• [SUPPLIED ENTRIES]:

================================

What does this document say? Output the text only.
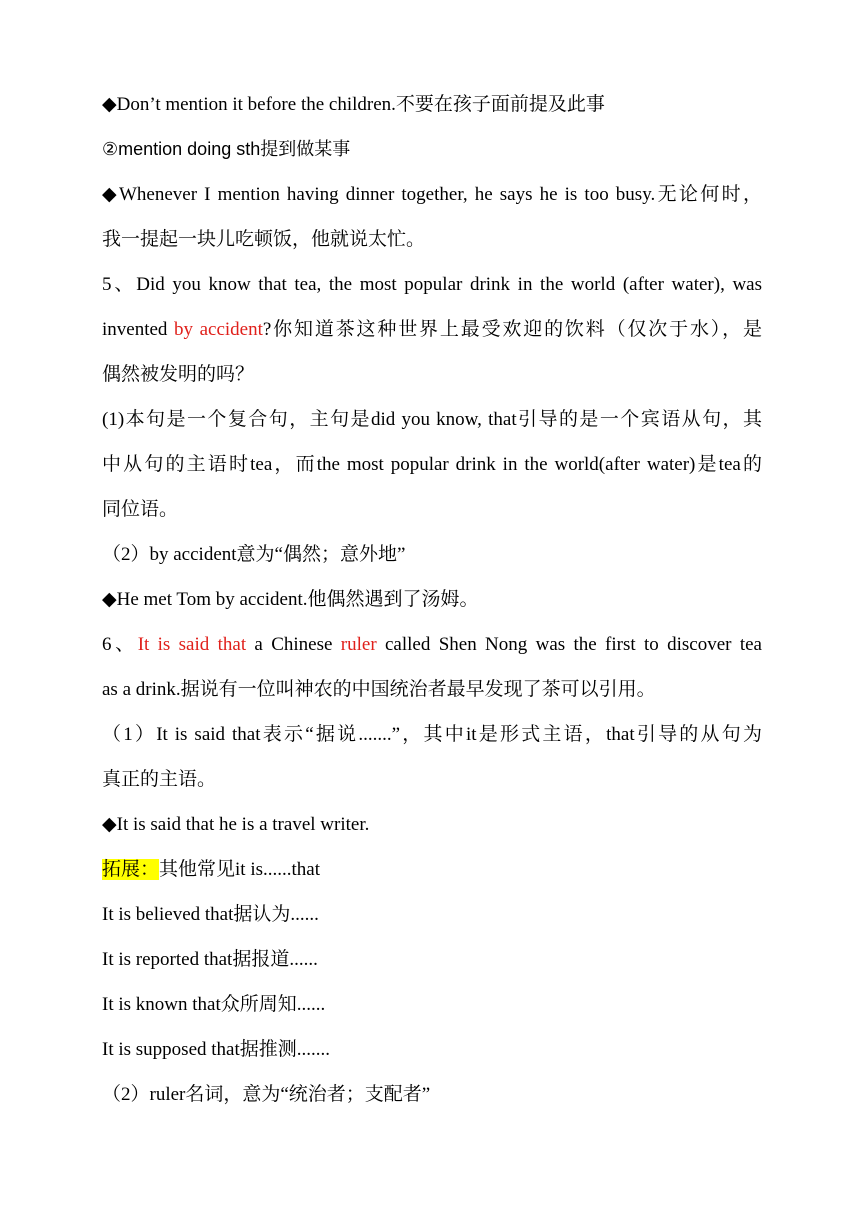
◆Don’t mention it before the children.不要在孩子面前提及此事
②mention doing sth提到做某事
◆Whenever I mention having dinner together, he says he is too busy.无论何时，
我一提起一块儿吃顿饭，他就说太忙。
5、Did you know that tea, the most popular drink in the world (after water), was
invented by accident?你知道茶这种世界上最受欢迎的饮料（仅次于水），是
偶然被发明的吗？
(1)本句是一个复合句，主句是did you know, that引导的是一个宾语从句，其
中从句的主语时tea，而the most popular drink in the world(after water)是tea的
同位语。
（2）by accident意为“偶然；意外地”
◆He met Tom by accident.他偶然遇到了汤姆。
6、It is said that a Chinese ruler called Shen Nong was the first to discover tea
as a drink.据说有一位叫神农的中国统治者最早发现了茶可以引用。
（1）It is said that表示“据说.......”，其中it是形式主语，that引导的从句为
真正的主语。
◆It is said that he is a travel writer.
拓展：其他常见it is......that
It is believed that据认为......
It is reported that据报道......
It is known that众所周知......
It is supposed that据推测.......
（2）ruler名词，意为“统治者；支配者”
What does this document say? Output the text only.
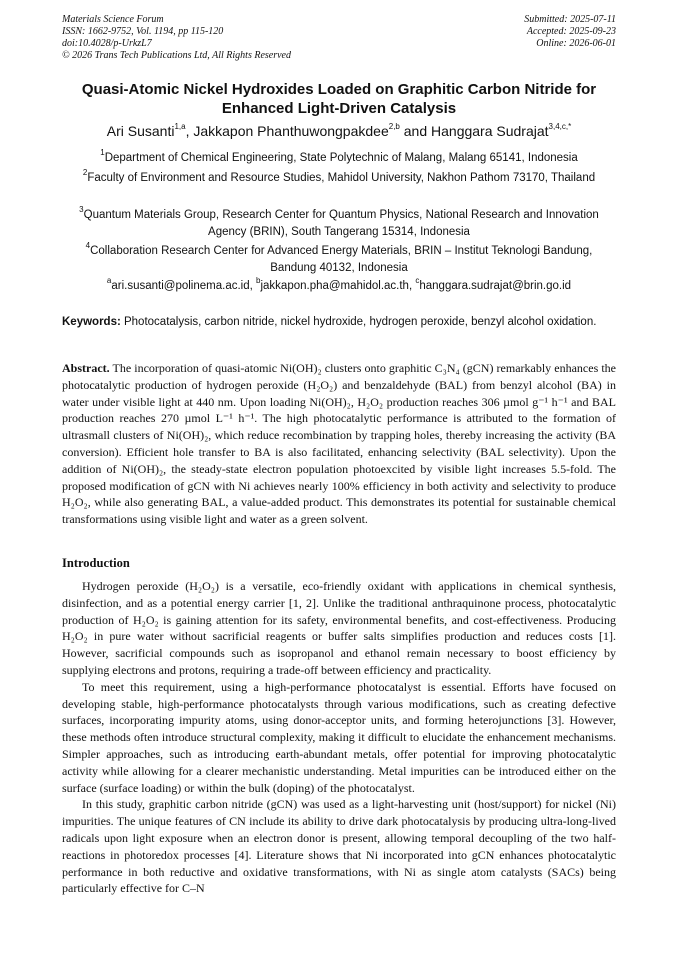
Materials Science Forum
ISSN: 1662-9752, Vol. 1194, pp 115-120
doi:10.4028/p-UrkzL7
© 2026 Trans Tech Publications Ltd, All Rights Reserved
Submitted: 2025-07-11
Accepted: 2025-09-23
Online: 2026-06-01
Quasi-Atomic Nickel Hydroxides Loaded on Graphitic Carbon Nitride for
Enhanced Light-Driven Catalysis
Ari Susanti$^{1,a}$, Jakkapon Phanthuwongpakdee$^{2,b}$ and Hanggara Sudrajat$^{3,4,c,*}$
$^1$Department of Chemical Engineering, State Polytechnic of Malang, Malang 65141, Indonesia
$^2$Faculty of Environment and Resource Studies, Mahidol University, Nakhon Pathom 73170, Thailand
$^3$Quantum Materials Group, Research Center for Quantum Physics, National Research and Innovation Agency (BRIN), South Tangerang 15314, Indonesia
$^4$Collaboration Research Center for Advanced Energy Materials, BRIN – Institut Teknologi Bandung, Bandung 40132, Indonesia
$^a$ari.susanti@polinema.ac.id, $^b$jakkapon.pha@mahidol.ac.th, $^c$hanggara.sudrajat@brin.go.id
Keywords: Photocatalysis, carbon nitride, nickel hydroxide, hydrogen peroxide, benzyl alcohol oxidation.
Abstract. The incorporation of quasi-atomic Ni(OH)₂ clusters onto graphitic C₃N₄ (gCN) remarkably enhances the photocatalytic production of hydrogen peroxide (H₂O₂) and benzaldehyde (BAL) from benzyl alcohol (BA) in water under visible light at 440 nm. Upon loading Ni(OH)₂, H₂O₂ production reaches 306 µmol g⁻¹ h⁻¹ and BAL production reaches 270 µmol L⁻¹ h⁻¹. The high photocatalytic performance is attributed to the formation of ultrasmall clusters of Ni(OH)₂, which reduce recombination by trapping holes, thereby increasing the activity (BA conversion). Efficient hole transfer to BA is also facilitated, enhancing selectivity (BAL selectivity). Upon the addition of Ni(OH)₂, the steady-state electron population photoexcited by visible light increases 5.5-fold. The proposed modification of gCN with Ni achieves nearly 100% efficiency in both activity and selectivity to produce H₂O₂, while also generating BAL, a value-added product. This demonstrates its potential for sustainable chemical transformations using visible light and water as a green solvent.
Introduction

Hydrogen peroxide (H₂O₂) is a versatile, eco-friendly oxidant with applications in chemical synthesis, disinfection, and as a potential energy carrier [1, 2]. Unlike the traditional anthraquinone process, photocatalytic production of H₂O₂ is gaining attention for its safety, environmental benefits, and cost-effectiveness. Producing H₂O₂ in pure water without sacrificial reagents or buffer salts simplifies production and reduces costs [1]. However, sacrificial compounds such as isopropanol and ethanol remain necessary to boost efficiency by supplying electrons and protons, requiring a trade-off between efficiency and practicality.

To meet this requirement, using a high-performance photocatalyst is essential. Efforts have focused on developing stable, high-performance photocatalysts through various modifications, such as creating defective surfaces, incorporating impurity atoms, using donor-acceptor units, and forming heterojunctions [3]. However, these methods often introduce structural complexity, making it difficult to elucidate the enhancement mechanisms. Simpler approaches, such as introducing earth-abundant metals, offer potential for improving photocatalytic activity while allowing for a clearer mechanistic understanding. Metal impurities can be introduced either on the surface (surface loading) or within the bulk (doping) of the photocatalyst.

In this study, graphitic carbon nitride (gCN) was used as a light-harvesting unit (host/support) for nickel (Ni) impurities. The unique features of CN include its ability to drive dark photocatalysis by producing ultra-long-lived radicals upon light exposure when an electron donor is present, allowing temporal decoupling of the two half-reactions in photoredox processes [4]. Literature shows that Ni incorporated into gCN enhances photocatalytic performance in both reductive and oxidative transformations, with Ni as single atom catalysts (SACs) being particularly effective for C–N
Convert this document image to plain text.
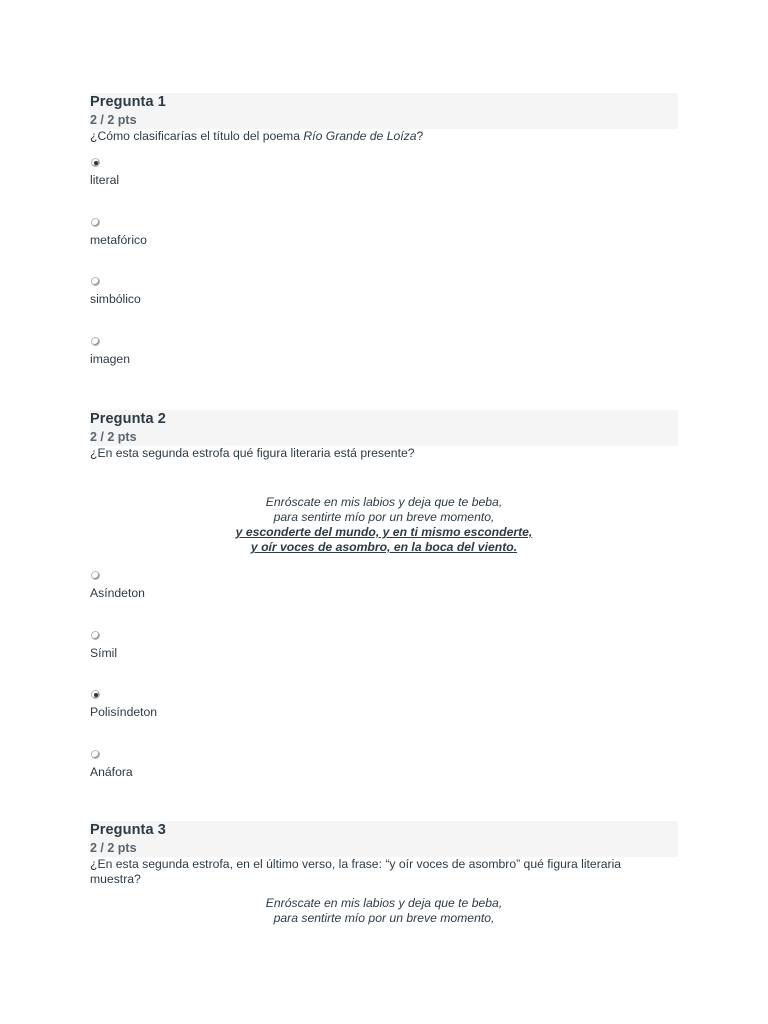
Pregunta 1
2 / 2 pts
¿Cómo clasificarías el título del poema Río Grande de Loíza?
literal
metafórico
simbólico
imagen
Pregunta 2
2 / 2 pts
¿En esta segunda estrofa qué figura literaria está presente?
Enróscate en mis labios y deja que te beba,
para sentirte mío por un breve momento,
y esconderte del mundo, y en ti mismo esconderte,
y oír voces de asombro, en la boca del viento.
Asíndeton
Símil
Polisíndeton
Anáfora
Pregunta 3
2 / 2 pts
¿En esta segunda estrofa, en el último verso, la frase: “y oír voces de asombro” qué figura literaria muestra?
Enróscate en mis labios y deja que te beba,
para sentirte mío por un breve momento,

================================

Reproduce the material above exactly, but only from the line with "Convert this document image to plain text." through its last line, leaving pictures out.

Convert this document image to plain text.
Pregunta 1
2 / 2 pts
¿Cómo clasificarías el título del poema Río Grande de Loíza?
literal
metafórico
simbólico
imagen
Pregunta 2
2 / 2 pts
¿En esta segunda estrofa qué figura literaria está presente?
Enróscate en mis labios y deja que te beba,
para sentirte mío por un breve momento,
y esconderte del mundo, y en ti mismo esconderte,
y oír voces de asombro, en la boca del viento.
Asíndeton
Símil
Polisíndeton
Anáfora
Pregunta 3
2 / 2 pts
¿En esta segunda estrofa, en el último verso, la frase: “y oír voces de asombro” qué figura literaria muestra?
Enróscate en mis labios y deja que te beba,
para sentirte mío por un breve momento,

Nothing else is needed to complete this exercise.